Directions for this task -> Transcribe the whole listing below without changing a word, but leave out every image.

Some records
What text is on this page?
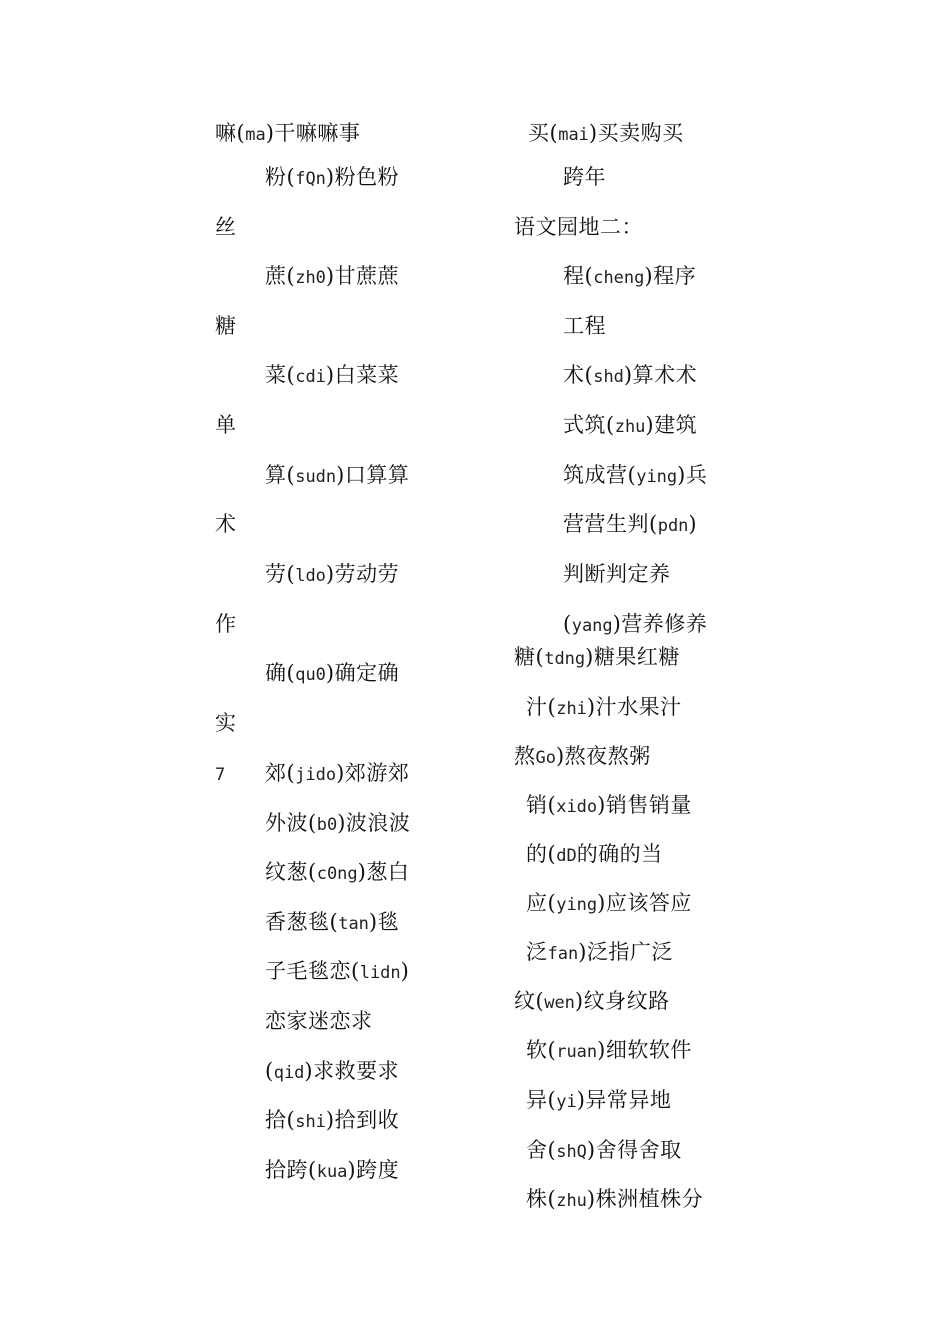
嘛(ma)干嘛嘛事
粉(fQn)粉色粉
丝
蔗(zh0)甘蔗蔗
糖
菜(cdi)白菜菜
单
算(sudn)口算算
术
劳(ldo)劳动劳
作
确(qu0)确定确
实
7 郊(jido)郊游郊
外波(b0)波浪波
纹葱(c0ng)葱白
香葱毯(tan)毯
子毛毯恋(lidn)
恋家迷恋求
(qid)求救要求
拾(shi)拾到收
拾跨(kua)跨度
买(mai)买卖购买
跨年
语文园地二：
程(cheng)程序
工程
术(shd)算术术
式筑(zhu)建筑
筑成营(ying)兵
营营生判(pdn)
判断判定养
(yang)营养修养
糖(tdng)糖果红糖
汁(zhi)汁水果汁
熬Go)熬夜熬粥
销(xido)销售销量
的(dD的确的当
应(ying)应该答应
泛fan)泛指广泛
纹(wen)纹身纹路
软(ruan)细软软件
异(yi)异常异地
舍(shQ)舍得舍取
株(zhu)株洲植株分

Correct result ->
What text is on this page?
嘛(ma)干嘛嘛事
粉(fQn)粉色粉
丝
蔗(zh0)甘蔗蔗
糖
菜(cdi)白菜菜
单
算(sudn)口算算
术
劳(ldo)劳动劳
作
确(qu0)确定确
实
7 郊(jido)郊游郊
外波(b0)波浪波
纹葱(c0ng)葱白
香葱毯(tan)毯
子毛毯恋(lidn)
恋家迷恋求
(qid)求救要求
拾(shi)拾到收
拾跨(kua)跨度
买(mai)买卖购买
跨年
语文园地二：
程(cheng)程序
工程
术(shd)算术术
式筑(zhu)建筑
筑成营(ying)兵
营营生判(pdn)
判断判定养
(yang)营养修养
糖(tdng)糖果红糖
汁(zhi)汁水果汁
熬Go)熬夜熬粥
销(xido)销售销量
的(dD的确的当
应(ying)应该答应
泛fan)泛指广泛
纹(wen)纹身纹路
软(ruan)细软软件
异(yi)异常异地
舍(shQ)舍得舍取
株(zhu)株洲植株分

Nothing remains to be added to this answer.